- _WHAT YOU NEED TO DO_
Give every line of the material again, exactly as written.

Dataset excerpt:

____________________

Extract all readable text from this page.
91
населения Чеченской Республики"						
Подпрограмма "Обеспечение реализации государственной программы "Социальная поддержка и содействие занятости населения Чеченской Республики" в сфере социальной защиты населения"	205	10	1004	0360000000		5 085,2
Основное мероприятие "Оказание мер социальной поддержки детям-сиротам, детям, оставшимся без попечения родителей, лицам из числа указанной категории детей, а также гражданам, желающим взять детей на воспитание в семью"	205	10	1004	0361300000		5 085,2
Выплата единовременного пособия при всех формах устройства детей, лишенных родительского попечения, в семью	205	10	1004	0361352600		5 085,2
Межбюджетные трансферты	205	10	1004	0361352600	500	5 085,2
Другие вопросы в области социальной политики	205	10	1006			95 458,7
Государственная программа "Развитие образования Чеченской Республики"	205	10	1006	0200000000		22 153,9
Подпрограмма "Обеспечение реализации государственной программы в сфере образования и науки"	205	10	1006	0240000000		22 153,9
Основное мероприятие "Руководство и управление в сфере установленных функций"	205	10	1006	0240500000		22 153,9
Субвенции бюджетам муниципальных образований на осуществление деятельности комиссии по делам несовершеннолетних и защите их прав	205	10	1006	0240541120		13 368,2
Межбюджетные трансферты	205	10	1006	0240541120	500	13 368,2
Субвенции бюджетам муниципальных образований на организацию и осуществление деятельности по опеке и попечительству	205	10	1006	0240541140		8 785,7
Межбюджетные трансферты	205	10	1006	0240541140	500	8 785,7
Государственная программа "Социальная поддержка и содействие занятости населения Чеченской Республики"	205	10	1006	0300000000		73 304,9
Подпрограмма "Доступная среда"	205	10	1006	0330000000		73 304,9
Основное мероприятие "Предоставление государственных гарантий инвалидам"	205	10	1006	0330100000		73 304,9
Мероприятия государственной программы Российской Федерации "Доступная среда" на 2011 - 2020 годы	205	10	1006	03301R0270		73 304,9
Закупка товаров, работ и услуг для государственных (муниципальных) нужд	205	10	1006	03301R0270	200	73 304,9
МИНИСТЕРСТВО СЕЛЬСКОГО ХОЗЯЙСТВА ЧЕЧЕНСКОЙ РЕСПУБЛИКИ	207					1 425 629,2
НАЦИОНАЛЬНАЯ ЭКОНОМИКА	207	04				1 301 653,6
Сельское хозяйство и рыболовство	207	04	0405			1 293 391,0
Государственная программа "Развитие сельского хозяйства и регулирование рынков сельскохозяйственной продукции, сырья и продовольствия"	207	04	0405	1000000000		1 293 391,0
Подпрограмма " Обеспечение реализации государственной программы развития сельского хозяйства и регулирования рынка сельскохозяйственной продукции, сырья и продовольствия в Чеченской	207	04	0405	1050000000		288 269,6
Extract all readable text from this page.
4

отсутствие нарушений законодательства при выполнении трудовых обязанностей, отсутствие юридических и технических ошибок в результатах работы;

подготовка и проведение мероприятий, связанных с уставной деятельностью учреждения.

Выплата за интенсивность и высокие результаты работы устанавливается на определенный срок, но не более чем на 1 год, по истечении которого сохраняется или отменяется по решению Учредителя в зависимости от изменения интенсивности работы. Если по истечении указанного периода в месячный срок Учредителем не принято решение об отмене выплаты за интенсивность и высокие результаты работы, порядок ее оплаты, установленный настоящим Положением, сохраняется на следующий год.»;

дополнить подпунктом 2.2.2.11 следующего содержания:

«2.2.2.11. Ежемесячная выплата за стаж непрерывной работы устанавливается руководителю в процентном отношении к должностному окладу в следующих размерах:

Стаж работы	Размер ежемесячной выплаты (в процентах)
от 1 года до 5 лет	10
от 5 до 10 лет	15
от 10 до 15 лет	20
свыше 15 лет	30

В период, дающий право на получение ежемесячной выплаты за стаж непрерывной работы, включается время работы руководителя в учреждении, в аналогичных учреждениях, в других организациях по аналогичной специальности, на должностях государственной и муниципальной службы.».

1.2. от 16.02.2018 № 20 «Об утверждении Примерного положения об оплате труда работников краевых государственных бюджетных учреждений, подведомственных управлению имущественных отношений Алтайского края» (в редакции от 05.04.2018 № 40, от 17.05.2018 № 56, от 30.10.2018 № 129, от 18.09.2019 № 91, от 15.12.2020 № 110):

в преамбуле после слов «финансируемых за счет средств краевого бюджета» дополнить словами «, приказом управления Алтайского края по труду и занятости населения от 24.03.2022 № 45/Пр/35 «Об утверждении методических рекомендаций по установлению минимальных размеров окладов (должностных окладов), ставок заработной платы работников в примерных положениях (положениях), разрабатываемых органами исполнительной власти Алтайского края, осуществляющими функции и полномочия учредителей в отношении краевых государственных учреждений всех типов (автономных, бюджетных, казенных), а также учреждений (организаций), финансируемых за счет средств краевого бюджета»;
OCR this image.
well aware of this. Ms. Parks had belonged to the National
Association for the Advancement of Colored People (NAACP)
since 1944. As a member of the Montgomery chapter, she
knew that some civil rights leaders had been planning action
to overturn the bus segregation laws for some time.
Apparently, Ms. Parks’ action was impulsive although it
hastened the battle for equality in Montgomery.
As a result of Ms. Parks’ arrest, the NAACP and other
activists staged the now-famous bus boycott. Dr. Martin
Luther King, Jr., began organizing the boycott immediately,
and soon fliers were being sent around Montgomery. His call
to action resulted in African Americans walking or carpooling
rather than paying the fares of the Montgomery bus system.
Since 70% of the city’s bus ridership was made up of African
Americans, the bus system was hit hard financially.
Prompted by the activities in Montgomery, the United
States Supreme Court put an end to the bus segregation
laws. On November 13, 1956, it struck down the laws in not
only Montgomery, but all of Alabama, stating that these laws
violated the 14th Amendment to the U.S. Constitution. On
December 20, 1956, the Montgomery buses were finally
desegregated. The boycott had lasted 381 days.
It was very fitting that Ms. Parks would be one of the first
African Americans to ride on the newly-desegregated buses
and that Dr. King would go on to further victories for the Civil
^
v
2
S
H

____________________

- _RESULT BELOW_
Extract all readable text from this page.
91
населения Чеченской Республики"						
Подпрограмма "Обеспечение реализации государственной программы "Социальная поддержка и содействие занятости населения Чеченской Республики" в сфере социальной защиты населения"	205	10	1004	0360000000		5 085,2
Основное мероприятие "Оказание мер социальной поддержки детям-сиротам, детям, оставшимся без попечения родителей, лицам из числа указанной категории детей, а также гражданам, желающим взять детей на воспитание в семью"	205	10	1004	0361300000		5 085,2
Выплата единовременного пособия при всех формах устройства детей, лишенных родительского попечения, в семью	205	10	1004	0361352600		5 085,2
Межбюджетные трансферты	205	10	1004	0361352600	500	5 085,2
Другие вопросы в области социальной политики	205	10	1006			95 458,7
Государственная программа "Развитие образования Чеченской Республики"	205	10	1006	0200000000		22 153,9
Подпрограмма "Обеспечение реализации государственной программы в сфере образования и науки"	205	10	1006	0240000000		22 153,9
Основное мероприятие "Руководство и управление в сфере установленных функций"	205	10	1006	0240500000		22 153,9
Субвенции бюджетам муниципальных образований на осуществление деятельности комиссии по делам несовершеннолетних и защите их прав	205	10	1006	0240541120		13 368,2
Межбюджетные трансферты	205	10	1006	0240541120	500	13 368,2
Субвенции бюджетам муниципальных образований на организацию и осуществление деятельности по опеке и попечительству	205	10	1006	0240541140		8 785,7
Межбюджетные трансферты	205	10	1006	0240541140	500	8 785,7
Государственная программа "Социальная поддержка и содействие занятости населения Чеченской Республики"	205	10	1006	0300000000		73 304,9
Подпрограмма "Доступная среда"	205	10	1006	0330000000		73 304,9
Основное мероприятие "Предоставление государственных гарантий инвалидам"	205	10	1006	0330100000		73 304,9
Мероприятия государственной программы Российской Федерации "Доступная среда" на 2011 - 2020 годы	205	10	1006	03301R0270		73 304,9
Закупка товаров, работ и услуг для государственных (муниципальных) нужд	205	10	1006	03301R0270	200	73 304,9
МИНИСТЕРСТВО СЕЛЬСКОГО ХОЗЯЙСТВА ЧЕЧЕНСКОЙ РЕСПУБЛИКИ	207					1 425 629,2
НАЦИОНАЛЬНАЯ ЭКОНОМИКА	207	04				1 301 653,6
Сельское хозяйство и рыболовство	207	04	0405			1 293 391,0
Государственная программа "Развитие сельского хозяйства и регулирование рынков сельскохозяйственной продукции, сырья и продовольствия"	207	04	0405	1000000000		1 293 391,0
Подпрограмма " Обеспечение реализации государственной программы развития сельского хозяйства и регулирования рынка сельскохозяйственной продукции, сырья и продовольствия в Чеченской	207	04	0405	1050000000		288 269,6
Extract all readable text from this page.
4

отсутствие нарушений законодательства при выполнении трудовых обязанностей, отсутствие юридических и технических ошибок в результатах работы;

подготовка и проведение мероприятий, связанных с уставной деятельностью учреждения.

Выплата за интенсивность и высокие результаты работы устанавливается на определенный срок, но не более чем на 1 год, по истечении которого сохраняется или отменяется по решению Учредителя в зависимости от изменения интенсивности работы. Если по истечении указанного периода в месячный срок Учредителем не принято решение об отмене выплаты за интенсивность и высокие результаты работы, порядок ее оплаты, установленный настоящим Положением, сохраняется на следующий год.»;

дополнить подпунктом 2.2.2.11 следующего содержания:

«2.2.2.11. Ежемесячная выплата за стаж непрерывной работы устанавливается руководителю в процентном отношении к должностному окладу в следующих размерах:

Стаж работы	Размер ежемесячной выплаты (в процентах)
от 1 года до 5 лет	10
от 5 до 10 лет	15
от 10 до 15 лет	20
свыше 15 лет	30

В период, дающий право на получение ежемесячной выплаты за стаж непрерывной работы, включается время работы руководителя в учреждении, в аналогичных учреждениях, в других организациях по аналогичной специальности, на должностях государственной и муниципальной службы.».

1.2. от 16.02.2018 № 20 «Об утверждении Примерного положения об оплате труда работников краевых государственных бюджетных учреждений, подведомственных управлению имущественных отношений Алтайского края» (в редакции от 05.04.2018 № 40, от 17.05.2018 № 56, от 30.10.2018 № 129, от 18.09.2019 № 91, от 15.12.2020 № 110):

в преамбуле после слов «финансируемых за счет средств краевого бюджета» дополнить словами «, приказом управления Алтайского края по труду и занятости населения от 24.03.2022 № 45/Пр/35 «Об утверждении методических рекомендаций по установлению минимальных размеров окладов (должностных окладов), ставок заработной платы работников в примерных положениях (положениях), разрабатываемых органами исполнительной власти Алтайского края, осуществляющими функции и полномочия учредителей в отношении краевых государственных учреждений всех типов (автономных, бюджетных, казенных), а также учреждений (организаций), финансируемых за счет средств краевого бюджета»;
OCR this image.
well aware of this. Ms. Parks had belonged to the National
Association for the Advancement of Colored People (NAACP)
since 1944. As a member of the Montgomery chapter, she
knew that some civil rights leaders had been planning action
to overturn the bus segregation laws for some time.
Apparently, Ms. Parks’ action was impulsive although it
hastened the battle for equality in Montgomery.
As a result of Ms. Parks’ arrest, the NAACP and other
activists staged the now-famous bus boycott. Dr. Martin
Luther King, Jr., began organizing the boycott immediately,
and soon fliers were being sent around Montgomery. His call
to action resulted in African Americans walking or carpooling
rather than paying the fares of the Montgomery bus system.
Since 70% of the city’s bus ridership was made up of African
Americans, the bus system was hit hard financially.
Prompted by the activities in Montgomery, the United
States Supreme Court put an end to the bus segregation
laws. On November 13, 1956, it struck down the laws in not
only Montgomery, but all of Alabama, stating that these laws
violated the 14th Amendment to the U.S. Constitution. On
December 20, 1956, the Montgomery buses were finally
desegregated. The boycott had lasted 381 days.
It was very fitting that Ms. Parks would be one of the first
African Americans to ride on the newly-desegregated buses
and that Dr. King would go on to further victories for the Civil
^
v
2
S
H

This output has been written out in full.